━━ TASK DATA ━━

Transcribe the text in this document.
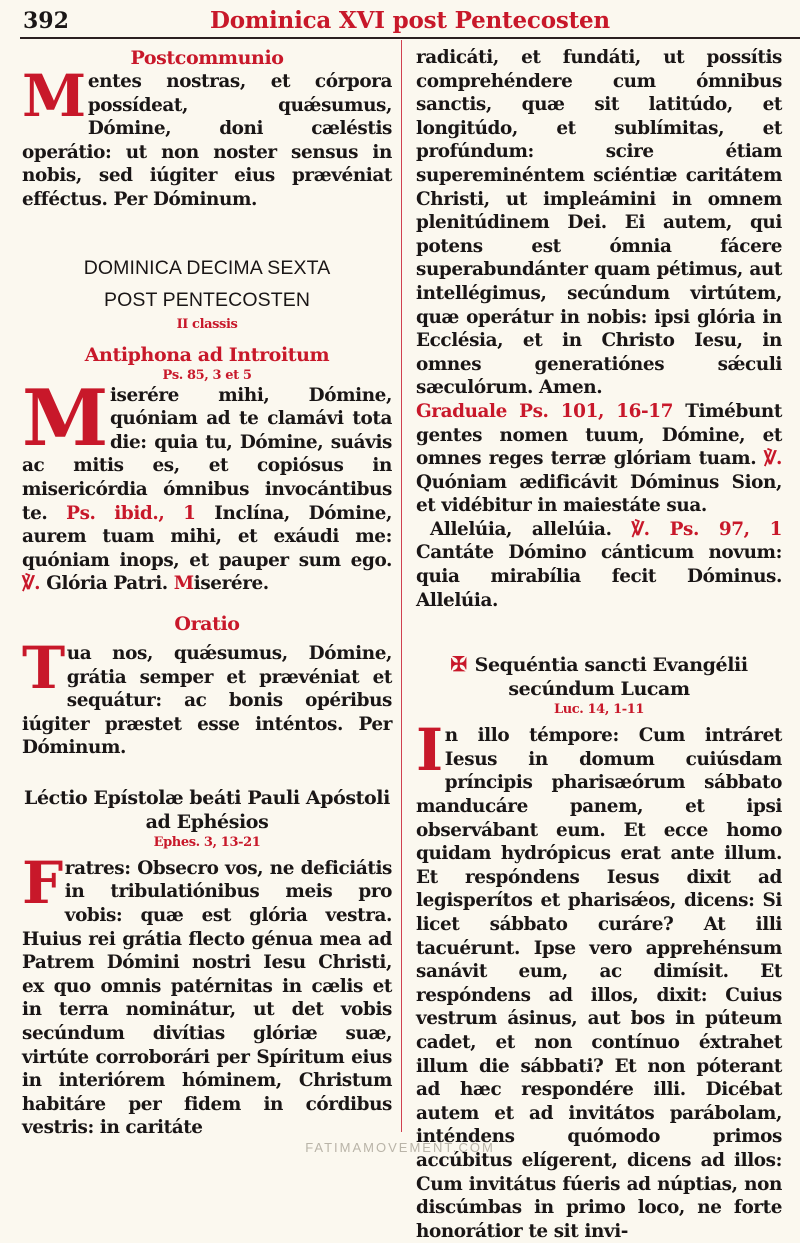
392	Dominica XVI post Pentecosten
Postcommunio

Mentes nostras, et córpora possídeat, quǽsumus, Dómine, doni cæléstis operátio: ut non noster sensus in nobis, sed iúgiter eius prævéniat efféctus. Per Dóminum.

DOMINICA DECIMA SEXTA
POST PENTECOSTEN
II classis
Antiphona ad Introitum
Ps. 85, 3 et 5

Miserére mihi, Dómine, quóniam ad te clamávi tota die: quia tu, Dómine, suávis ac mitis es, et copiósus in misericórdia ómnibus invocántibus te. Ps. ibid., 1 Inclína, Dómine, aurem tuam mihi, et exáudi me: quóniam inops, et pauper sum ego. ℣. Glória Patri. Miserére.

Oratio

Tua nos, quǽsumus, Dómine, grátia semper et prævéniat et sequátur: ac bonis opéribus iúgiter præstet esse inténtos. Per Dóminum.

Léctio Epístolæ beáti Pauli Apóstoli
ad Ephésios
Ephes. 3, 13-21

Fratres: Obsecro vos, ne deficiátis in tribulatiónibus meis pro vobis: quæ est glória vestra. Huius rei grátia flecto génua mea ad Patrem Dómini nostri Iesu Christi, ex quo omnis patérnitas in cælis et in terra nominátur, ut det vobis secúndum divítias glóriæ suæ, virtúte corroborári per Spíritum eius in interiórem hóminem, Christum habitáre per fidem in córdibus vestris: in caritáte

radicáti, et fundáti, ut possítis comprehéndere cum ómnibus sanctis, quæ sit latitúdo, et longitúdo, et sublímitas, et profúndum: scire étiam supereminéntem sciéntiæ caritátem Christi, ut impleámini in omnem plenitúdinem Dei. Ei autem, qui potens est ómnia fácere superabundánter quam pétimus, aut intellégimus, secúndum virtútem, quæ operátur in nobis: ipsi glória in Ecclésia, et in Christo Iesu, in omnes generatiónes sǽculi sæculórum. Amen.

Graduale Ps. 101, 16-17 Timébunt gentes nomen tuum, Dómine, et omnes reges terræ glóriam tuam. ℣. Quóniam ædificávit Dóminus Sion, et vidébitur in maiestáte sua.

Allelúia, allelúia. ℣. Ps. 97, 1 Cantáte Dómino cánticum novum: quia mirabília fecit Dóminus. Allelúia.

✠ Sequéntia sancti Evangélii secúndum Lucam
Luc. 14, 1-11

In illo témpore: Cum intráret Iesus in domum cuiúsdam príncipis pharisæórum sábbato manducáre panem, et ipsi observábant eum. Et ecce homo quidam hydrópicus erat ante illum. Et respóndens Iesus dixit ad legisperítos et pharisǽos, dicens: Si licet sábbato curáre? At illi tacuérunt. Ipse vero apprehénsum sanávit eum, ac dimísit. Et respóndens ad illos, dixit: Cuius vestrum ásinus, aut bos in púteum cadet, et non contínuo éxtrahet illum die sábbati? Et non póterant ad hæc respondére illi. Dicébat autem et ad invitátos parábolam, inténdens quómodo primos accúbitus elígerent, dicens ad illos: Cum invitátus fúeris ad núptias, non discúmbas in primo loco, ne forte honorátior te sit invi-

FATIMAMOVEMENT.COM
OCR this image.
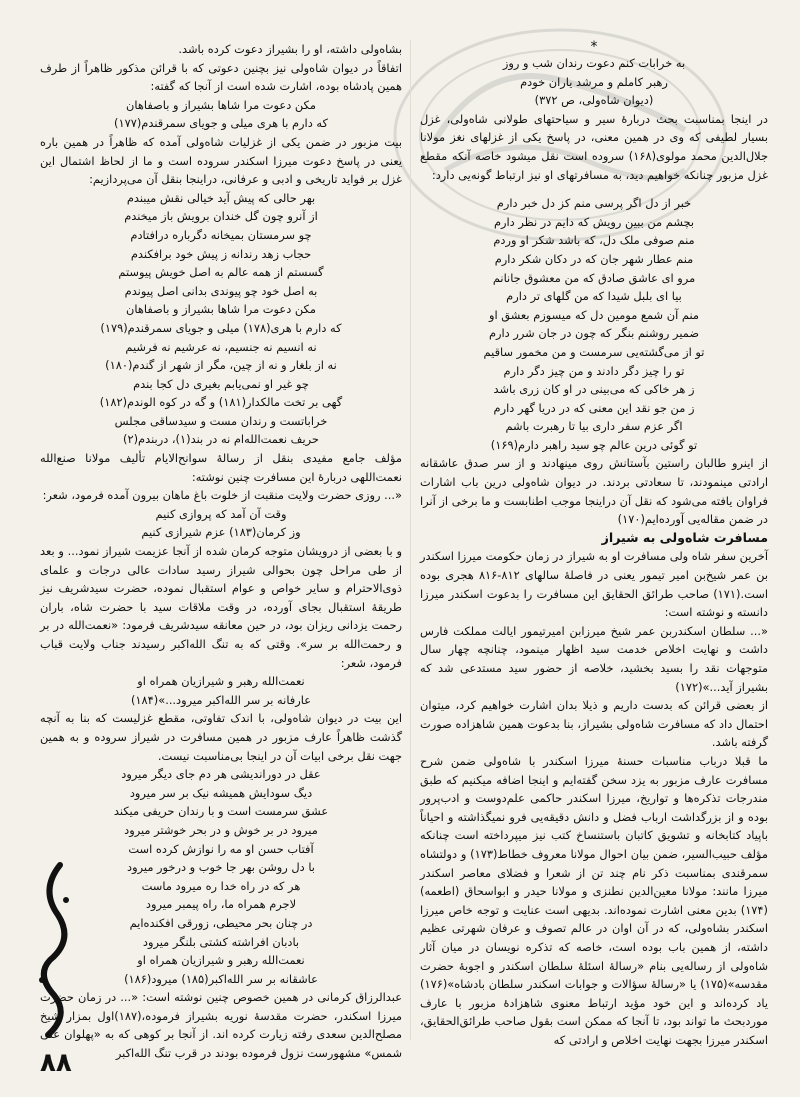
*

به خرابات کنم دعوت رندان شب و روز

رهبر کاملم و مرشد یاران خودم

(دیوان شاه‌ولی، ص ۳۷۲)

در اینجا بمناسبت بحث دربارهٔ سیر و سیاحتهای طولانی شاه‌ولی، غزل بسیار لطیفی که وی در همین معنی، در پاسخ یکی از غزلهای نغز مولانا جلال‌الدین محمد مولوی(۱۶۸) سروده است نقل میشود خاصه آنکه مقطع غزل مزبور چنانکه خواهیم دید، به مسافرتهای او نیز ارتباط گونه‌یی دارد:

خبر از دل اگر پرسی منم کز دل خبر دارم

بچشم من ببین رویش که دایم در نظر دارم

منم صوفی ملک دل، که باشد شکر او وردم

منم عطار شهر جان که در دکان شکر دارم

مرو ای عاشق صادق که من معشوق جانانم

بیا ای بلبل شیدا که من گلهای تر دارم

منم آن شمع مومین دل که میسوزم بعشق او

ضمیر روشنم بنگر که چون در جان شرر دارم

تو از می‌گشته‌یی سرمست و من مخمور ساقیم

تو را چیز دگر دادند و من چیز دگر دارم

ز هر خاکی که می‌بینی در او کان زری باشد

ز من جو نقد این معنی که در دریا گهر دارم

اگر عزم سفر داری بیا تا رهبرت باشم

تو گوئی درین عالم چو سید راهبر دارم(۱۶۹)

از اینرو طالبان راستین بآستانش روی مینهادند و از سر صدق عاشقانه ارادتی مینمودند، تا سعادتی بردند. در دیوان شاه‌ولی درین باب اشارات فراوان یافته می‌شود که نقل آن دراینجا موجب اطنابست و ما برخی از آنرا در ضمن مقاله‌یی آورده‌ایم(۱۷۰)

مسافرت شاه‌ولی به شیراز

آخرین سفر شاه ولی مسافرت او به شیراز در زمان حکومت میرزا اسکندر بن عمر شیخ‌بن امیر تیمور یعنی در فاصلهٔ سالهای ۸۱۲-۸۱۶ هجری بوده است.(۱۷۱) صاحب طرائق الحقایق این مسافرت را بدعوت اسکندر میرزا دانسته و نوشته است:

«... سلطان اسکندربن عمر شیخ میرزابن امیرتیمور ایالت مملکت فارس داشت و نهایت اخلاص خدمت سید اظهار مینمود، چنانچه چهار سال متوجهات نقد را بسید بخشید، خلاصه از حضور سید مستدعی شد که بشیراز آید...»(۱۷۲)

از بعضی قرائن که بدست داریم و ذیلا بدان اشارت خواهیم کرد، میتوان احتمال داد که مسافرت شاه‌ولی بشیراز، بنا بدعوت همین شاهزاده صورت گرفته باشد.

ما قبلا درباب مناسبات حسنهٔ میرزا اسکندر با شاه‌ولی ضمن شرح مسافرت عارف مزبور به یزد سخن گفته‌ایم و اینجا اضافه میکنیم که طبق مندرجات تذکره‌ها و تواریخ، میرزا اسکندر حاکمی علم‌دوست و ادب‌پرور بوده و از بزرگداشت ارباب فضل و دانش دقیقه‌یی فرو نمیگذاشته و احیاناً باپیاد کتابخانه و تشویق کاتبان باستنساخ کتب نیز میپرداخته است چنانکه مؤلف حبیب‌السیر، ضمن بیان احوال مولانا معروف خطاط(۱۷۳) و دولتشاه سمرقندی بمناسبت ذکر نام چند تن از شعرا و فضلای معاصر اسکندر میرزا مانند: مولانا معین‌الدین نطنزی و مولانا حیدر و ابواسحاق (اطعمه)(۱۷۴) بدین معنی اشارت نموده‌اند. بدیهی است عنایت و توجه خاص میرزا اسکندر بشاه‌ولی، که در آن اوان در عالم تصوف و عرفان شهرتی عظیم داشته، از همین باب بوده است، خاصه که تذکره نویسان در میان آثار شاه‌ولی از رساله‌یی بنام «رسالهٔ اسئلهٔ سلطان اسکندر و اجوبهٔ حضرت مقدسه»(۱۷۵) یا «رسالهٔ سؤالات و جوابات اسکندر سلطان بادشاه»(۱۷۶) یاد کرده‌اند و این خود مؤید ارتباط معنوی شاهزادهٔ مزبور با عارف موردبحث ما تواند بود، تا آنجا که ممکن است بقول صاحب طرائق‌الحقایق، اسکندر میرزا بجهت نهایت اخلاص و ارادتی که

بشاه‌ولی داشته، او را بشیراز دعوت کرده باشد.

اتفاقاً در دیوان شاه‌ولی نیز بچنین دعوتی که با قرائن مذکور ظاهراً از طرف همین پادشاه بوده، اشارت شده است از آنجا که گفته:

مکن دعوت مرا شاها بشیراز و باصفاهان

که دارم با هری میلی و جویای سمرقندم(۱۷۷)

بیت مزبور در ضمن یکی از غزلیات شاه‌ولی آمده که ظاهراً در همین باره یعنی در پاسخ دعوت میرزا اسکندر سروده است و ما از لحاظ اشتمال این غزل بر فواید تاریخی و ادبی و عرفانی، دراینجا بنقل آن می‌پردازیم:

بهر حالی که پیش آید خیالی نقش میبندم

از آنرو چون گل خندان برویش باز میخندم

چو سرمستان بمیخانه دگرباره درافتادم

حجاب زهد رندانه ز پیش خود برافکندم

گسستم از همه عالم به اصل خویش پیوستم

به اصل خود چو پیوندی بدانی اصل پیوندم

مکن دعوت مرا شاها بشیراز و باصفاهان

که دارم با هری(۱۷۸) میلی و جویای سمرقندم(۱۷۹)

نه انسیم نه جنسیم، نه عرشیم نه فرشیم

نه از بلغار و نه از چین، مگر از شهر از گندم(۱۸۰)

چو غیر او نمی‌یابم بغیری دل کجا بندم

گهی بر تخت مالکدار(۱۸۱) و گه در کوه الوندم(۱۸۲)

خراباتست و رندان مست و سیدساقی مجلس

حریف نعمت‌الله‌ام نه در بند(۱)، دربندم(۲)

مؤلف جامع مفیدی بنقل از رسالهٔ سوانح‌الایام تألیف مولانا صنع‌الله نعمت‌اللهی دربارهٔ این مسافرت چنین نوشته:

«... روزی حضرت ولایت منقبت از خلوت باغ ماهان بیرون آمده فرمود، شعر:

وقت آن آمد که پروازی کنیم

وز کرمان(۱۸۳) عزم شیرازی کنیم

و با بعضی از درویشان متوجه کرمان شده از آنجا عزیمت شیراز نمود... و بعد از طی مراحل چون بحوالی شیراز رسید سادات عالی درجات و علمای ذوی‌الاحترام و سایر خواص و عوام استقبال نموده، حضرت سیدشریف نیز طریقهٔ استقبال بجای آورده، در وقت ملاقات سید با حضرت شاه، باران رحمت یزدانی ریزان بود، در حین معانقه سیدشریف فرمود: «نعمت‌الله در بر و رحمت‌الله بر سر». وقتی که به تنگ الله‌اکبر رسیدند جناب ولایت قباب فرمود، شعر:

نعمت‌الله رهبر و شیرازیان همراه او

عارفانه بر سر الله‌اکبر میرود...»(۱۸۴)

این بیت در دیوان شاه‌ولی، با اندک تفاوتی، مقطع غزلیست که بنا به آنچه گذشت ظاهراً عارف مزبور در همین مسافرت در شیراز سروده و به همین جهت نقل برخی ابیات آن در اینجا بی‌مناسبت نیست.

عقل در دوراندیشی هر دم جای دیگر میرود

دیگ سودایش همیشه نیک بر سر میرود

عشق سرمست است و با رندان حریفی میکند

میرود در بر خوش و در بحر خوشتر میرود

آفتاب حسن او مه را نوازش کرده است

با دل روشن بهر جا خوب و درخور میرود

هر که در راه خدا ره میرود ماست

لاجرم همراه ما، راه پیمبر میرود

در چنان بحر محیطی، زورقی افکنده‌ایم

بادبان افراشته کشتی بلنگر میرود

نعمت‌الله رهبر و شیرازیان همراه او

عاشقانه بر سر الله‌اکبر(۱۸۵) میرود(۱۸۶)

عبدالرزاق کرمانی در همین خصوص چنین نوشته است: «... در زمان حضرت میرزا اسکندر، حضرت مقدسهٔ نوریه بشیراز فرموده،(۱۸۷)اول بمزار شیخ مصلح‌الدین سعدی رفته زیارت کرده اند. از آنجا بر کوهی که به «پهلوان علی شمس» مشهورست نزول فرموده بودند در قرب تنگ الله‌اکبر

۸۸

━━━

### EXERCISE BRIEF
Report back each line of the entries that holds the string "quia".

### FULL SOLUTION
Miserére mihi, Dómine, quóniam ad te clamávi tota die: quia tu, Dómine, suávis ac mitis es, et copiósus in misericórdia ómnibus invocántibus te. Ps. ibid., 1 Inclína, Dómine, aurem tuam mihi, et exáudi me: quóniam inops, et pauper sum ego. ℣. Glória Patri. Miserére.
Allelúia, allelúia. ℣. Ps. 97, 1 Cantáte Dómino cánticum novum: quia mirabília fecit Dóminus. Allelúia.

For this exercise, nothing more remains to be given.